WORK INSTRUCTION
Each line of the records below that holds "代表成果" should be returned.

DATA EXTRACT
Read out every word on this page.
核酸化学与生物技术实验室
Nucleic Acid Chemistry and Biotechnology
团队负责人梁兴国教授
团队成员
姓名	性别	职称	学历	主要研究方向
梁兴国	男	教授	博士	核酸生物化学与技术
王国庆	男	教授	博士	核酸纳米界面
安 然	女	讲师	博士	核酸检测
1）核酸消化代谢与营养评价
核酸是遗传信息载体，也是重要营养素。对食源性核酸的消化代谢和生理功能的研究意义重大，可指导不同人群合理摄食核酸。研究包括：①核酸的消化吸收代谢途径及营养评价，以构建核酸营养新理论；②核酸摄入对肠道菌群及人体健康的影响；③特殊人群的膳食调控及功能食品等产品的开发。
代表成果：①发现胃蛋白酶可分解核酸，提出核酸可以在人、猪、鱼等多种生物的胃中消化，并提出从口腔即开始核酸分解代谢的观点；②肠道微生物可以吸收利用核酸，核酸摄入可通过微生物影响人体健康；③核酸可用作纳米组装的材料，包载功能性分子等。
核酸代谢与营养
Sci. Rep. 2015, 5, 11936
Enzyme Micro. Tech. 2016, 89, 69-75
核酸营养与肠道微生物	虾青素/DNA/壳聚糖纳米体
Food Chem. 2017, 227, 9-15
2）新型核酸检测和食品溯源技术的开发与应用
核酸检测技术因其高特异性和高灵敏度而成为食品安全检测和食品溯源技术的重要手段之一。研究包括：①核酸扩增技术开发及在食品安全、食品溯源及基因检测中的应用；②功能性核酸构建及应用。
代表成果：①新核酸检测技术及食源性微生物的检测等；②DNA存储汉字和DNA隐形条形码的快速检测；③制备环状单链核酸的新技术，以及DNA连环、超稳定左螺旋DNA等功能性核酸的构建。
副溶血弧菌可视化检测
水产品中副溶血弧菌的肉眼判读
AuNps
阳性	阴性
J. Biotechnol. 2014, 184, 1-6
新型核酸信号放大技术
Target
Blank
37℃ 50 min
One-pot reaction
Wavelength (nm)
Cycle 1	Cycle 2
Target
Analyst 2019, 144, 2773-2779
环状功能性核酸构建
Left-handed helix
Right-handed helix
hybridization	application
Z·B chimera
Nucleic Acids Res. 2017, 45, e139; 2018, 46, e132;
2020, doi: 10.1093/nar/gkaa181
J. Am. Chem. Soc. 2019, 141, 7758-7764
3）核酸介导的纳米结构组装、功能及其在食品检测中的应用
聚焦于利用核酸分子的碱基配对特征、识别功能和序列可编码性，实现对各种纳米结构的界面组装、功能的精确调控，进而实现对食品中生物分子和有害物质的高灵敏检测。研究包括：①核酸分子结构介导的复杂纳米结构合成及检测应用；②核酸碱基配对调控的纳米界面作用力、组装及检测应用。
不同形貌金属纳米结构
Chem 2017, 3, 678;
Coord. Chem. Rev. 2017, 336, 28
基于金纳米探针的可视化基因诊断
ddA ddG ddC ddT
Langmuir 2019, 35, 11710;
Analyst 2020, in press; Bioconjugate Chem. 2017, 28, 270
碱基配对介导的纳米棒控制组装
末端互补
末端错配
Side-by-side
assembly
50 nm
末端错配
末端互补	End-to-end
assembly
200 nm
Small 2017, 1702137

RESULT OF THE EXERCISE
代表成果：①发现胃蛋白酶可分解核酸，提出核酸可以在人、猪、鱼等多种生物的胃中消化，并提出从口腔即开始核酸分解代谢的观点；②肠道微生物可以吸收利用核酸，核酸摄入可通过微生物影响人体健康；③核酸可用作纳米组装的材料，包载功能性分子等。
代表成果：①新核酸检测技术及食源性微生物的检测等；②DNA存储汉字和DNA隐形条形码的快速检测；③制备环状单链核酸的新技术，以及DNA连环、超稳定左螺旋DNA等功能性核酸的构建。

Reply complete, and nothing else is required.